Requirement -
Reproduce each line that includes the word "IRENE".

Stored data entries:
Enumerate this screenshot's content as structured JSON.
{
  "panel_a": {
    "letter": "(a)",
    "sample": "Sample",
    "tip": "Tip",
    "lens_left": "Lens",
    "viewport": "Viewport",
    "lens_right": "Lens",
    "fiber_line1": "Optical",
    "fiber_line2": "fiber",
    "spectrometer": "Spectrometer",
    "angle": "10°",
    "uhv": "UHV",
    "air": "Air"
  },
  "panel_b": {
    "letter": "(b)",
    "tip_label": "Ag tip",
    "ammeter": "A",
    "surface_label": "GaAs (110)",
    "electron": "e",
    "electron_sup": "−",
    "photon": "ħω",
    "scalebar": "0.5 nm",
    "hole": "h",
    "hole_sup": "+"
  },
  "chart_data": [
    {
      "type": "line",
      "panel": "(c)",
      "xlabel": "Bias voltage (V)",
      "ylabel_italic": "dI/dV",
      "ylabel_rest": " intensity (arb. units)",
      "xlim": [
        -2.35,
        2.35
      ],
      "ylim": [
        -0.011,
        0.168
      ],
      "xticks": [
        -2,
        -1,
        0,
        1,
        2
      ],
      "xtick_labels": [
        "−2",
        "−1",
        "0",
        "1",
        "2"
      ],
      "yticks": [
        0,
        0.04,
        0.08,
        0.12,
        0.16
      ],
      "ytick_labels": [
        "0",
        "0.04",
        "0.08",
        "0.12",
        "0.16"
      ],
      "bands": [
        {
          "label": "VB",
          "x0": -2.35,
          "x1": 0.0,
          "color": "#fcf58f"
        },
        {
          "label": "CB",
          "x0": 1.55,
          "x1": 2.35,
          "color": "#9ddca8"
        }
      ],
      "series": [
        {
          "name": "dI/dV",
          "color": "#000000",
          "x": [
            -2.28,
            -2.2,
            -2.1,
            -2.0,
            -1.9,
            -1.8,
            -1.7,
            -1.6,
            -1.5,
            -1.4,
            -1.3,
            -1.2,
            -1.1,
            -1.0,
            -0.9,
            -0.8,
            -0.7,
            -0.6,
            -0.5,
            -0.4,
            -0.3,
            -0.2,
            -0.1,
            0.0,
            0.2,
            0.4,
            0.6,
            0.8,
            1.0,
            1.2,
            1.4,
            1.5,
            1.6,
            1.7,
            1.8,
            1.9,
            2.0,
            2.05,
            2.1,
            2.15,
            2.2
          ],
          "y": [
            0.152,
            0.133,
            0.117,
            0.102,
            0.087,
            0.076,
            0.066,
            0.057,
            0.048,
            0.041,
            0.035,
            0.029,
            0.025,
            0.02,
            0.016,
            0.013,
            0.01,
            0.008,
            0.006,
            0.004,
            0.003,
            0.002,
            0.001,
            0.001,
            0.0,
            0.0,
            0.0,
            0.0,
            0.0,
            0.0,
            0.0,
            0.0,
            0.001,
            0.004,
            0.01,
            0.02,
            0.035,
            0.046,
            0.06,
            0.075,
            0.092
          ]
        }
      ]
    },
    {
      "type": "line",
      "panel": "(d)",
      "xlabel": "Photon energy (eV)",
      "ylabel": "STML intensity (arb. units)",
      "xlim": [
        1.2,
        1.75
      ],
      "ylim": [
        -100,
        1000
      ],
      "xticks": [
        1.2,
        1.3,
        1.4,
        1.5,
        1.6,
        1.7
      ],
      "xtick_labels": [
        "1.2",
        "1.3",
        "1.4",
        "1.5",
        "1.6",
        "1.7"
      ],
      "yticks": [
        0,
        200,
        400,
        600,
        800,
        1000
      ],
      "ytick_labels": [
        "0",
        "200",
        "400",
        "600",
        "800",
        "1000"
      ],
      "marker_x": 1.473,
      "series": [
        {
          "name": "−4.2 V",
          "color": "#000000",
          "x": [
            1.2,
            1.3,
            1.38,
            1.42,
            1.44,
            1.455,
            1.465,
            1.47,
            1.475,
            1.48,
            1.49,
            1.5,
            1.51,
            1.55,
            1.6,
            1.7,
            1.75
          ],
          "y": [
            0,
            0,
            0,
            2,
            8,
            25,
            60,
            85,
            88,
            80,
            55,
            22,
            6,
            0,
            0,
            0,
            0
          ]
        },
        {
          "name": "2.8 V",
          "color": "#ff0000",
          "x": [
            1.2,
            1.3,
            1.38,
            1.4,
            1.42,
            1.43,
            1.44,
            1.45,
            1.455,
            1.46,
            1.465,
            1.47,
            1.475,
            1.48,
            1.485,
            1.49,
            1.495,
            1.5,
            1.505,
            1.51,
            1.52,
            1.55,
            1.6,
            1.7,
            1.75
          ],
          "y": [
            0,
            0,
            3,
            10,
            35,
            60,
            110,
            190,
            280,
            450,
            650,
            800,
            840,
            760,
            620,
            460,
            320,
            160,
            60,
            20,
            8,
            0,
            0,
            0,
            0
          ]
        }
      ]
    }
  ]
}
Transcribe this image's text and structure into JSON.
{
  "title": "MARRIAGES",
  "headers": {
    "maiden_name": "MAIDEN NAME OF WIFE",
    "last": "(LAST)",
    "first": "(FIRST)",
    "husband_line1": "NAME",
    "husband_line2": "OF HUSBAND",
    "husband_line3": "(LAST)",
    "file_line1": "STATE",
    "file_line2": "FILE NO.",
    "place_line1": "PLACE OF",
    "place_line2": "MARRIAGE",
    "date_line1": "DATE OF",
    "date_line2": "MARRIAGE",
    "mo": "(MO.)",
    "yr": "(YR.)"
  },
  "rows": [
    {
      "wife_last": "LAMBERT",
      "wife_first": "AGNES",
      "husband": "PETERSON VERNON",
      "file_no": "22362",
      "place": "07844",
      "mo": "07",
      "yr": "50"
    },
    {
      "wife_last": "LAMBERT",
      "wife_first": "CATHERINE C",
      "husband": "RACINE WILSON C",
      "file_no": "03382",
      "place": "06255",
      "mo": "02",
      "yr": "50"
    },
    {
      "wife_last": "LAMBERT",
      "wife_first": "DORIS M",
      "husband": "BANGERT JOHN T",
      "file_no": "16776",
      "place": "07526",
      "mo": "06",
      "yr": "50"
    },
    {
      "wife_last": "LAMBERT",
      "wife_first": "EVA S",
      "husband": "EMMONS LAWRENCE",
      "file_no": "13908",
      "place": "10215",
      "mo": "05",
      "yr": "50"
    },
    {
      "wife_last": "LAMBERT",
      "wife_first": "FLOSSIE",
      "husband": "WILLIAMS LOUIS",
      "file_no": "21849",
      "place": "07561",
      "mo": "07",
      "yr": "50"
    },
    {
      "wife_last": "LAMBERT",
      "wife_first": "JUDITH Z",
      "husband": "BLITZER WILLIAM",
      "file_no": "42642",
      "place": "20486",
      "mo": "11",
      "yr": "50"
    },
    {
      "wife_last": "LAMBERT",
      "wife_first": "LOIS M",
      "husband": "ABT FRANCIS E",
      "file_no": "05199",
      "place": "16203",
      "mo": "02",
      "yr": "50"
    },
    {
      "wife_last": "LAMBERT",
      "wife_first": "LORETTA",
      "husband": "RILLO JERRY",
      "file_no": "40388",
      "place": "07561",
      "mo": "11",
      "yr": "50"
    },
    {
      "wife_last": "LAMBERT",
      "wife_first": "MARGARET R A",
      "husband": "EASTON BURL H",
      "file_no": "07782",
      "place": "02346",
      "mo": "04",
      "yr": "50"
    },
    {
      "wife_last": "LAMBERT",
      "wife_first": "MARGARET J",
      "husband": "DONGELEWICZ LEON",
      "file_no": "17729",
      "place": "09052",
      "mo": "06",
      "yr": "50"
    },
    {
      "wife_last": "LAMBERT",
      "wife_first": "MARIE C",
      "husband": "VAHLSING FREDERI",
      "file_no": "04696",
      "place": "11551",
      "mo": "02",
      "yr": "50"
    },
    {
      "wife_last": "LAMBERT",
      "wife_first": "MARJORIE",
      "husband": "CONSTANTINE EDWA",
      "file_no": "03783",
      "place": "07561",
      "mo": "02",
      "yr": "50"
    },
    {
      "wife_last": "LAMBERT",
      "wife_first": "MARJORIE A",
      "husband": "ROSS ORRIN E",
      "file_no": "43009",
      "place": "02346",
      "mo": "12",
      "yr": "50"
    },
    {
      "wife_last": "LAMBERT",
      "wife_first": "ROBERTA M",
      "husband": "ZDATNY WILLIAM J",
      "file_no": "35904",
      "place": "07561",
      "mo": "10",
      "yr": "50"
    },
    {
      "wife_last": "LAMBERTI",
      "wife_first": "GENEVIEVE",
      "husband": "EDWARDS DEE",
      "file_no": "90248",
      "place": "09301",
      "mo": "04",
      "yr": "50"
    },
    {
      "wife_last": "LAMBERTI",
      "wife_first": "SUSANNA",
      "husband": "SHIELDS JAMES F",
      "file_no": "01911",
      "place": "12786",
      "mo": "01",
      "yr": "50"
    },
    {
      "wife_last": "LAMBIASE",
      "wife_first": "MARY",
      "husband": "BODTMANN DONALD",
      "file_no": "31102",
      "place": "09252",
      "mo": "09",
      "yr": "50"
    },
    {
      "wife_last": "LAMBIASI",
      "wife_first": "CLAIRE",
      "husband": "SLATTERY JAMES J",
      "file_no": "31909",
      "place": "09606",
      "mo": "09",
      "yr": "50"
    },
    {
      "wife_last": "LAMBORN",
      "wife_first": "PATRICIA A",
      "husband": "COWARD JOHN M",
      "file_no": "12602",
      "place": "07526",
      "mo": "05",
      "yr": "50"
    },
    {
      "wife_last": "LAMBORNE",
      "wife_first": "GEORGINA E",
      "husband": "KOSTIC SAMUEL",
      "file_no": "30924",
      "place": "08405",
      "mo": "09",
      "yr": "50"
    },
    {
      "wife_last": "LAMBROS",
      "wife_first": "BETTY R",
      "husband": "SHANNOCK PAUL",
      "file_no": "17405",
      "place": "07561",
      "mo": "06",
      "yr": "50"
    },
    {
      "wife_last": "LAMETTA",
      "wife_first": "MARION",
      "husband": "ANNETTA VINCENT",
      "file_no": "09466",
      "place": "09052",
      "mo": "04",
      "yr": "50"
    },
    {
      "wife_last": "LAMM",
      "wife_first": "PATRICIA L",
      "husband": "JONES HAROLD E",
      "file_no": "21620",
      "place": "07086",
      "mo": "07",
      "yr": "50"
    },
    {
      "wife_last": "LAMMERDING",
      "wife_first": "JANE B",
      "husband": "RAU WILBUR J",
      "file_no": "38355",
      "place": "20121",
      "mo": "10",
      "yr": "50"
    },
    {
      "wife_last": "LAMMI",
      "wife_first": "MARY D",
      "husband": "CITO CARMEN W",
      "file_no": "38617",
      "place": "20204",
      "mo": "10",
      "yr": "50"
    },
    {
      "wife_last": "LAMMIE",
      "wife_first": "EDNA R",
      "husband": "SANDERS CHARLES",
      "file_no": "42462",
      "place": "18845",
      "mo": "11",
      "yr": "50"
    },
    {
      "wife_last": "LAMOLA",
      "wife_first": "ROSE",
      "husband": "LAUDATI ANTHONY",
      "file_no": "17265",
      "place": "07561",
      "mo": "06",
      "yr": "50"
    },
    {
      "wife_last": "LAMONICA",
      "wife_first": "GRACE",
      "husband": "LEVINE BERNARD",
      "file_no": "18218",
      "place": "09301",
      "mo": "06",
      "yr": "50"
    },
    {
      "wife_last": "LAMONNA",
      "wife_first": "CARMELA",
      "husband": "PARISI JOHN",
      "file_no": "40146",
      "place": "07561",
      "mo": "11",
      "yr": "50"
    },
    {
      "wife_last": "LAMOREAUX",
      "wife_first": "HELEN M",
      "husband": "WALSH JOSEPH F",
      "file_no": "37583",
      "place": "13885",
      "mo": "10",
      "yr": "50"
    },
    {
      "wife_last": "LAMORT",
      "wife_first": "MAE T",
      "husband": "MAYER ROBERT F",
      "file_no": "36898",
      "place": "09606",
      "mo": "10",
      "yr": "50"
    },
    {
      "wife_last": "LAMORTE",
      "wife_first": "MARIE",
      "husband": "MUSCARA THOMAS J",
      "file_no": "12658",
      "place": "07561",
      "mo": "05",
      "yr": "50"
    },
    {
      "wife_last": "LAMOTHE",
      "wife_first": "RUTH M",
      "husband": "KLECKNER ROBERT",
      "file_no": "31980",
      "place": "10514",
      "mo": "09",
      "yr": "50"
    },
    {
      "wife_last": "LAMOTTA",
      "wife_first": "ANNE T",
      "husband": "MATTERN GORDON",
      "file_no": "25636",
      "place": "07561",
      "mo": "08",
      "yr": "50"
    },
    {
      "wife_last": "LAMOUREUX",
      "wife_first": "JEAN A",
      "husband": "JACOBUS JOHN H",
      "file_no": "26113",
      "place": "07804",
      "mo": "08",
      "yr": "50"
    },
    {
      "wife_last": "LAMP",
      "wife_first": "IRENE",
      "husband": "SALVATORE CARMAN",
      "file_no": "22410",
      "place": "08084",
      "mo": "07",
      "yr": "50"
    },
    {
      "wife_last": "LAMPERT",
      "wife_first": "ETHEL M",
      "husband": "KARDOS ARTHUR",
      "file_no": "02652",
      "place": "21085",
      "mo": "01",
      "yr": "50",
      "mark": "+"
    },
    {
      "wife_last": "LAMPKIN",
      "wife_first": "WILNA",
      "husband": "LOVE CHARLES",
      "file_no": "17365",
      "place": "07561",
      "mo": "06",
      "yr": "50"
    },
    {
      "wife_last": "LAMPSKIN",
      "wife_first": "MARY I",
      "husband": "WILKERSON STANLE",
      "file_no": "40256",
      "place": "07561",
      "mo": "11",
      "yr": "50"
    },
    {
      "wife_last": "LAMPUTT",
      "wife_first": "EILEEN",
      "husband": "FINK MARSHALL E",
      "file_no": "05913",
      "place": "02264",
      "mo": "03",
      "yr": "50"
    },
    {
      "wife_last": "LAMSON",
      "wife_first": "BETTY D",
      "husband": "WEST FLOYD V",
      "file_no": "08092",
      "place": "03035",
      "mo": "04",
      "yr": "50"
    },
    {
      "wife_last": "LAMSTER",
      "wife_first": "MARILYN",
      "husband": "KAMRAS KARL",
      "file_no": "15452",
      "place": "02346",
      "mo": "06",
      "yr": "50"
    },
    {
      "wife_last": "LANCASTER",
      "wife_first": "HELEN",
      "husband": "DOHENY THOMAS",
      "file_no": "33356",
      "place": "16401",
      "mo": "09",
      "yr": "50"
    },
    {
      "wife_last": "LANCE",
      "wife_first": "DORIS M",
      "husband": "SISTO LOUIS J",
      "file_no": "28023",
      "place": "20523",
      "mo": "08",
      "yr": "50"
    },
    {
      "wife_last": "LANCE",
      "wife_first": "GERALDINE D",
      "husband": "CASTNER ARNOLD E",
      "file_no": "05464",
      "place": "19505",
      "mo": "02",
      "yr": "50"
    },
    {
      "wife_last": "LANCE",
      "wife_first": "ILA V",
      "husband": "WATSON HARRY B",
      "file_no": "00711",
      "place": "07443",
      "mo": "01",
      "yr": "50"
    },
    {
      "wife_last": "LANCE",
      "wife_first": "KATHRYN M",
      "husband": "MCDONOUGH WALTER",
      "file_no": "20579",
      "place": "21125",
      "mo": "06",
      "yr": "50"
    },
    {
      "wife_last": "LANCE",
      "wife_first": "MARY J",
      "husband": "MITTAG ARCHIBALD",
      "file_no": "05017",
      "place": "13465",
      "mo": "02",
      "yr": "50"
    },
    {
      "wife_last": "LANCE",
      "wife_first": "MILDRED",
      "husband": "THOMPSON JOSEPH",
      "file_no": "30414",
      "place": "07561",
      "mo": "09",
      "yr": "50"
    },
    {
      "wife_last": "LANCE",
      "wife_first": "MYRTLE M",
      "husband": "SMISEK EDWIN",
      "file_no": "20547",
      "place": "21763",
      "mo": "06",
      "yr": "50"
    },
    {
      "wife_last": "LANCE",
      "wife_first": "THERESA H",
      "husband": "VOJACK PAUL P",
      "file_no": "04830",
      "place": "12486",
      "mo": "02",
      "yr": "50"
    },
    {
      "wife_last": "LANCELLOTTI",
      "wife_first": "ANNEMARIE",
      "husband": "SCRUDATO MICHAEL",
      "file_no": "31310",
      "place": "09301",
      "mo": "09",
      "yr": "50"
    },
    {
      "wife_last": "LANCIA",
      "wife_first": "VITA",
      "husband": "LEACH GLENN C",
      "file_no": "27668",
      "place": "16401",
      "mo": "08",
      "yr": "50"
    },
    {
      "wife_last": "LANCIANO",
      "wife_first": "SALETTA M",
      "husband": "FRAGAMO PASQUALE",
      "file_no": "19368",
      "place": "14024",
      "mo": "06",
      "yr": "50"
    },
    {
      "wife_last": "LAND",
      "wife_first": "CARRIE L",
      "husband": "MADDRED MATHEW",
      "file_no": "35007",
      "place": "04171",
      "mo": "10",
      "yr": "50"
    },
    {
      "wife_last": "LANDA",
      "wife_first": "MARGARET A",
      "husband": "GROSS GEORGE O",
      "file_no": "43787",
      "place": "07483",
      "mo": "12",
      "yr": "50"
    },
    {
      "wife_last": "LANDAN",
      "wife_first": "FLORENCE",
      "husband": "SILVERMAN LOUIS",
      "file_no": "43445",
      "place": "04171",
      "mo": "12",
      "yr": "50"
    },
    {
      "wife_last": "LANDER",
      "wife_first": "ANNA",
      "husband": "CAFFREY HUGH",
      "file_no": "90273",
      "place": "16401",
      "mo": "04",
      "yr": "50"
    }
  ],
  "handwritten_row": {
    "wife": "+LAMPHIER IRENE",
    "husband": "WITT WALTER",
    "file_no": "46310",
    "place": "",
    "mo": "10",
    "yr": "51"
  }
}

Exercise solution -
      "wife_first": "IRENE",
    "wife": "+LAMPHIER IRENE",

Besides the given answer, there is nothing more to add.